● **Your task**
Leaving out every picture, quote the data below exactly as it appears.

● **Exercise material**
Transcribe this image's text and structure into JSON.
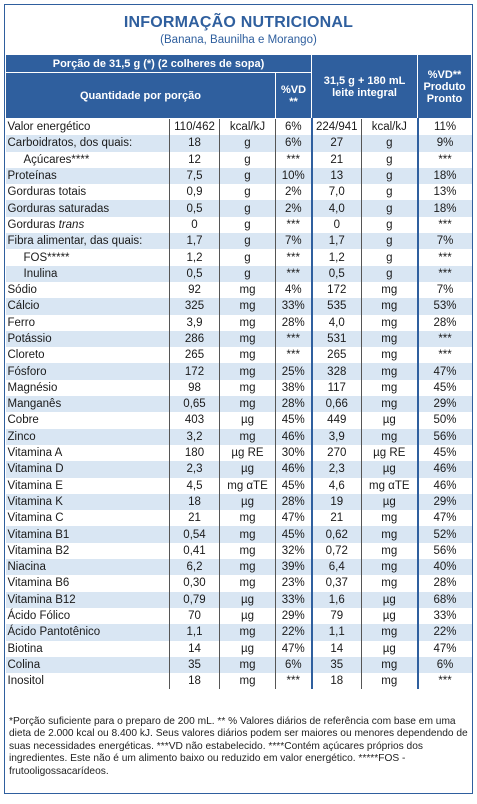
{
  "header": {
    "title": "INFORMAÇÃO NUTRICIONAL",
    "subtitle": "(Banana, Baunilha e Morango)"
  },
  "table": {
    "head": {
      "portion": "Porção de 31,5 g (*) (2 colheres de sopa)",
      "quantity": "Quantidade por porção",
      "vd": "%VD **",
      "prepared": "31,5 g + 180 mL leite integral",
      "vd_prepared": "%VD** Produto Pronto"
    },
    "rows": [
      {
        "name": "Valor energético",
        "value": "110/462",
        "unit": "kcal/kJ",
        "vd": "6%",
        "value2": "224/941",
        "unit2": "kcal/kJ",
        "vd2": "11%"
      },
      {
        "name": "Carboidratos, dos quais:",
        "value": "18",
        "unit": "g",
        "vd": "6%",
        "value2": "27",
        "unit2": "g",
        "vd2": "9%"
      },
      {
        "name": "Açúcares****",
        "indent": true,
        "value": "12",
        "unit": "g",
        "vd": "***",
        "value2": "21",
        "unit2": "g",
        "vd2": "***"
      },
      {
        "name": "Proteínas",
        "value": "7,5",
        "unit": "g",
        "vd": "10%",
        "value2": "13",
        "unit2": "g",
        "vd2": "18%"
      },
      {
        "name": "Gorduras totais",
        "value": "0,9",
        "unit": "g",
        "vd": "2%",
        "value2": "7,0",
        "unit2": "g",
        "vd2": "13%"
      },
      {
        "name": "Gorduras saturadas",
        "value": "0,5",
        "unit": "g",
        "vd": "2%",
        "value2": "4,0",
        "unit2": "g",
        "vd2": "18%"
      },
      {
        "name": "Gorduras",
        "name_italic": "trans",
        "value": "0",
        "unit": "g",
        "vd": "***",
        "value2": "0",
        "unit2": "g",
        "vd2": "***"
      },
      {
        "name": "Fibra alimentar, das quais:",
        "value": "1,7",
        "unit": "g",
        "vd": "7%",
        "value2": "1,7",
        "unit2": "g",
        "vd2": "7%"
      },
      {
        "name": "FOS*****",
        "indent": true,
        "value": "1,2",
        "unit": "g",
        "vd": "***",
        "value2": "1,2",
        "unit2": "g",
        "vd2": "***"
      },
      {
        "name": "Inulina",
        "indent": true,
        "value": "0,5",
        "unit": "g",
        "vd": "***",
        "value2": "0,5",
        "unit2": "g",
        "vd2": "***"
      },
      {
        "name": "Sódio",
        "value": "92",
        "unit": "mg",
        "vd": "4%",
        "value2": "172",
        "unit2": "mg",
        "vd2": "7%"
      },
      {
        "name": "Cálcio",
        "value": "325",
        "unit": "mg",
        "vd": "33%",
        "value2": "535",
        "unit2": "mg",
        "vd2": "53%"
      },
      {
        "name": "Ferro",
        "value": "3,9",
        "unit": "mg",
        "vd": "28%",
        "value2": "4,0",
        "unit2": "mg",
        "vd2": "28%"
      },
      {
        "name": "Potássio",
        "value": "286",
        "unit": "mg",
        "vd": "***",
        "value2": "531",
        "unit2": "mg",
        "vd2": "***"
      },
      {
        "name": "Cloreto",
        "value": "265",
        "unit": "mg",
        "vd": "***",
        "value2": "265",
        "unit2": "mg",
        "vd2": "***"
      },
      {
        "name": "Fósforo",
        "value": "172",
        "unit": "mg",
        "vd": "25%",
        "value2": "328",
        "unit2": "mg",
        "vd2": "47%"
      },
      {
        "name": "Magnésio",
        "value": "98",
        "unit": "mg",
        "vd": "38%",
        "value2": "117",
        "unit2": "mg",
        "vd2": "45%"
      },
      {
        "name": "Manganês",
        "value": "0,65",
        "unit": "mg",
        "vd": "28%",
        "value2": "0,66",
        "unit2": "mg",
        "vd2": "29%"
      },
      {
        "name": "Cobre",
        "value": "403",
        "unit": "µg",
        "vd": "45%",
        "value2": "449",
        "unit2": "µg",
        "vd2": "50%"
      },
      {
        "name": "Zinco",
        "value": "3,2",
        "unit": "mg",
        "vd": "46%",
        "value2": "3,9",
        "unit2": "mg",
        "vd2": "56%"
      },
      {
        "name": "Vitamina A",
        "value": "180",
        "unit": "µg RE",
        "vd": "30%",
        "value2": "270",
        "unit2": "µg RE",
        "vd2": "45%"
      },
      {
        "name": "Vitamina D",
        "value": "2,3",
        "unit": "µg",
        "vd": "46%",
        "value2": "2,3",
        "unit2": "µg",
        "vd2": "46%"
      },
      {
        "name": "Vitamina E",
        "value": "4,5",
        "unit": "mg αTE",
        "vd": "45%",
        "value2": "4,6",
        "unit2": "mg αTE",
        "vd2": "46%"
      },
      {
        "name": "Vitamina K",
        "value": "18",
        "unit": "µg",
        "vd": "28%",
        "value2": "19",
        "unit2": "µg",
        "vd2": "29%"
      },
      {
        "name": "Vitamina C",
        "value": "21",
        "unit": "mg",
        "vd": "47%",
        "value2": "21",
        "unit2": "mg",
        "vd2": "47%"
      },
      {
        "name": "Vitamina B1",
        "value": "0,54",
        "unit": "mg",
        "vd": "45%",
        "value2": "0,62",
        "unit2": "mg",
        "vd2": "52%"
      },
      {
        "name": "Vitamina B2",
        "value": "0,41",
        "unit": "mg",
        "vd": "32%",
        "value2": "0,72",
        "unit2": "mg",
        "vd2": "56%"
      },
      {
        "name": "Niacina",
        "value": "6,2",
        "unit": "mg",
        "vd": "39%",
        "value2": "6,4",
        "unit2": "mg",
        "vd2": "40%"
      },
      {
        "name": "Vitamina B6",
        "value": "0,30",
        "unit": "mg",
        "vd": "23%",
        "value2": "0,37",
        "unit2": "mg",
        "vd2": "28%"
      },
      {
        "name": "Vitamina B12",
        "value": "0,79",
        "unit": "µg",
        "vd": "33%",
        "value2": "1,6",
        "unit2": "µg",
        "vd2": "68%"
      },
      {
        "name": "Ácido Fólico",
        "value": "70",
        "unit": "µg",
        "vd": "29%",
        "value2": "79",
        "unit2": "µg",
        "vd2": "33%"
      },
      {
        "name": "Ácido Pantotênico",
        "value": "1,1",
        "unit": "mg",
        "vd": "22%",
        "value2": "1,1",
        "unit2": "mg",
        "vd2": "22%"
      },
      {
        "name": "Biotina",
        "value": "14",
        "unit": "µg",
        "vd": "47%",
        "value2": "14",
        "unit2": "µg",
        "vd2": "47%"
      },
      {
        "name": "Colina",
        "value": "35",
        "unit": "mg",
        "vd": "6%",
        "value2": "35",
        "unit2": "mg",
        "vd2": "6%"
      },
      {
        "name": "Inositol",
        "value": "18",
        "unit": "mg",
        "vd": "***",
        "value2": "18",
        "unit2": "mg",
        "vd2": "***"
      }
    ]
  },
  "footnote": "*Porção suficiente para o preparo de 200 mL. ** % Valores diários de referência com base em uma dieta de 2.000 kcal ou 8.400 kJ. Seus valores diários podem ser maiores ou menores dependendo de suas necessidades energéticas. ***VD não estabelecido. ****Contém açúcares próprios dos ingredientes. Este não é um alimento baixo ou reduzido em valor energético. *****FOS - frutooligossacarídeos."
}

● **Exercise solution**
Transcribe this image's text and structure into JSON.
{
  "header": {
    "title": "INFORMAÇÃO NUTRICIONAL",
    "subtitle": "(Banana, Baunilha e Morango)"
  },
  "table": {
    "head": {
      "portion": "Porção de 31,5 g (*) (2 colheres de sopa)",
      "quantity": "Quantidade por porção",
      "vd": "%VD **",
      "prepared": "31,5 g + 180 mL leite integral",
      "vd_prepared": "%VD** Produto Pronto"
    },
    "rows": [
      {
        "name": "Valor energético",
        "value": "110/462",
        "unit": "kcal/kJ",
        "vd": "6%",
        "value2": "224/941",
        "unit2": "kcal/kJ",
        "vd2": "11%"
      },
      {
        "name": "Carboidratos, dos quais:",
        "value": "18",
        "unit": "g",
        "vd": "6%",
        "value2": "27",
        "unit2": "g",
        "vd2": "9%"
      },
      {
        "name": "Açúcares****",
        "indent": true,
        "value": "12",
        "unit": "g",
        "vd": "***",
        "value2": "21",
        "unit2": "g",
        "vd2": "***"
      },
      {
        "name": "Proteínas",
        "value": "7,5",
        "unit": "g",
        "vd": "10%",
        "value2": "13",
        "unit2": "g",
        "vd2": "18%"
      },
      {
        "name": "Gorduras totais",
        "value": "0,9",
        "unit": "g",
        "vd": "2%",
        "value2": "7,0",
        "unit2": "g",
        "vd2": "13%"
      },
      {
        "name": "Gorduras saturadas",
        "value": "0,5",
        "unit": "g",
        "vd": "2%",
        "value2": "4,0",
        "unit2": "g",
        "vd2": "18%"
      },
      {
        "name": "Gorduras",
        "name_italic": "trans",
        "value": "0",
        "unit": "g",
        "vd": "***",
        "value2": "0",
        "unit2": "g",
        "vd2": "***"
      },
      {
        "name": "Fibra alimentar, das quais:",
        "value": "1,7",
        "unit": "g",
        "vd": "7%",
        "value2": "1,7",
        "unit2": "g",
        "vd2": "7%"
      },
      {
        "name": "FOS*****",
        "indent": true,
        "value": "1,2",
        "unit": "g",
        "vd": "***",
        "value2": "1,2",
        "unit2": "g",
        "vd2": "***"
      },
      {
        "name": "Inulina",
        "indent": true,
        "value": "0,5",
        "unit": "g",
        "vd": "***",
        "value2": "0,5",
        "unit2": "g",
        "vd2": "***"
      },
      {
        "name": "Sódio",
        "value": "92",
        "unit": "mg",
        "vd": "4%",
        "value2": "172",
        "unit2": "mg",
        "vd2": "7%"
      },
      {
        "name": "Cálcio",
        "value": "325",
        "unit": "mg",
        "vd": "33%",
        "value2": "535",
        "unit2": "mg",
        "vd2": "53%"
      },
      {
        "name": "Ferro",
        "value": "3,9",
        "unit": "mg",
        "vd": "28%",
        "value2": "4,0",
        "unit2": "mg",
        "vd2": "28%"
      },
      {
        "name": "Potássio",
        "value": "286",
        "unit": "mg",
        "vd": "***",
        "value2": "531",
        "unit2": "mg",
        "vd2": "***"
      },
      {
        "name": "Cloreto",
        "value": "265",
        "unit": "mg",
        "vd": "***",
        "value2": "265",
        "unit2": "mg",
        "vd2": "***"
      },
      {
        "name": "Fósforo",
        "value": "172",
        "unit": "mg",
        "vd": "25%",
        "value2": "328",
        "unit2": "mg",
        "vd2": "47%"
      },
      {
        "name": "Magnésio",
        "value": "98",
        "unit": "mg",
        "vd": "38%",
        "value2": "117",
        "unit2": "mg",
        "vd2": "45%"
      },
      {
        "name": "Manganês",
        "value": "0,65",
        "unit": "mg",
        "vd": "28%",
        "value2": "0,66",
        "unit2": "mg",
        "vd2": "29%"
      },
      {
        "name": "Cobre",
        "value": "403",
        "unit": "µg",
        "vd": "45%",
        "value2": "449",
        "unit2": "µg",
        "vd2": "50%"
      },
      {
        "name": "Zinco",
        "value": "3,2",
        "unit": "mg",
        "vd": "46%",
        "value2": "3,9",
        "unit2": "mg",
        "vd2": "56%"
      },
      {
        "name": "Vitamina A",
        "value": "180",
        "unit": "µg RE",
        "vd": "30%",
        "value2": "270",
        "unit2": "µg RE",
        "vd2": "45%"
      },
      {
        "name": "Vitamina D",
        "value": "2,3",
        "unit": "µg",
        "vd": "46%",
        "value2": "2,3",
        "unit2": "µg",
        "vd2": "46%"
      },
      {
        "name": "Vitamina E",
        "value": "4,5",
        "unit": "mg αTE",
        "vd": "45%",
        "value2": "4,6",
        "unit2": "mg αTE",
        "vd2": "46%"
      },
      {
        "name": "Vitamina K",
        "value": "18",
        "unit": "µg",
        "vd": "28%",
        "value2": "19",
        "unit2": "µg",
        "vd2": "29%"
      },
      {
        "name": "Vitamina C",
        "value": "21",
        "unit": "mg",
        "vd": "47%",
        "value2": "21",
        "unit2": "mg",
        "vd2": "47%"
      },
      {
        "name": "Vitamina B1",
        "value": "0,54",
        "unit": "mg",
        "vd": "45%",
        "value2": "0,62",
        "unit2": "mg",
        "vd2": "52%"
      },
      {
        "name": "Vitamina B2",
        "value": "0,41",
        "unit": "mg",
        "vd": "32%",
        "value2": "0,72",
        "unit2": "mg",
        "vd2": "56%"
      },
      {
        "name": "Niacina",
        "value": "6,2",
        "unit": "mg",
        "vd": "39%",
        "value2": "6,4",
        "unit2": "mg",
        "vd2": "40%"
      },
      {
        "name": "Vitamina B6",
        "value": "0,30",
        "unit": "mg",
        "vd": "23%",
        "value2": "0,37",
        "unit2": "mg",
        "vd2": "28%"
      },
      {
        "name": "Vitamina B12",
        "value": "0,79",
        "unit": "µg",
        "vd": "33%",
        "value2": "1,6",
        "unit2": "µg",
        "vd2": "68%"
      },
      {
        "name": "Ácido Fólico",
        "value": "70",
        "unit": "µg",
        "vd": "29%",
        "value2": "79",
        "unit2": "µg",
        "vd2": "33%"
      },
      {
        "name": "Ácido Pantotênico",
        "value": "1,1",
        "unit": "mg",
        "vd": "22%",
        "value2": "1,1",
        "unit2": "mg",
        "vd2": "22%"
      },
      {
        "name": "Biotina",
        "value": "14",
        "unit": "µg",
        "vd": "47%",
        "value2": "14",
        "unit2": "µg",
        "vd2": "47%"
      },
      {
        "name": "Colina",
        "value": "35",
        "unit": "mg",
        "vd": "6%",
        "value2": "35",
        "unit2": "mg",
        "vd2": "6%"
      },
      {
        "name": "Inositol",
        "value": "18",
        "unit": "mg",
        "vd": "***",
        "value2": "18",
        "unit2": "mg",
        "vd2": "***"
      }
    ]
  },
  "footnote": "*Porção suficiente para o preparo de 200 mL. ** % Valores diários de referência com base em uma dieta de 2.000 kcal ou 8.400 kJ. Seus valores diários podem ser maiores ou menores dependendo de suas necessidades energéticas. ***VD não estabelecido. ****Contém açúcares próprios dos ingredientes. Este não é um alimento baixo ou reduzido em valor energético. *****FOS - frutooligossacarídeos."
}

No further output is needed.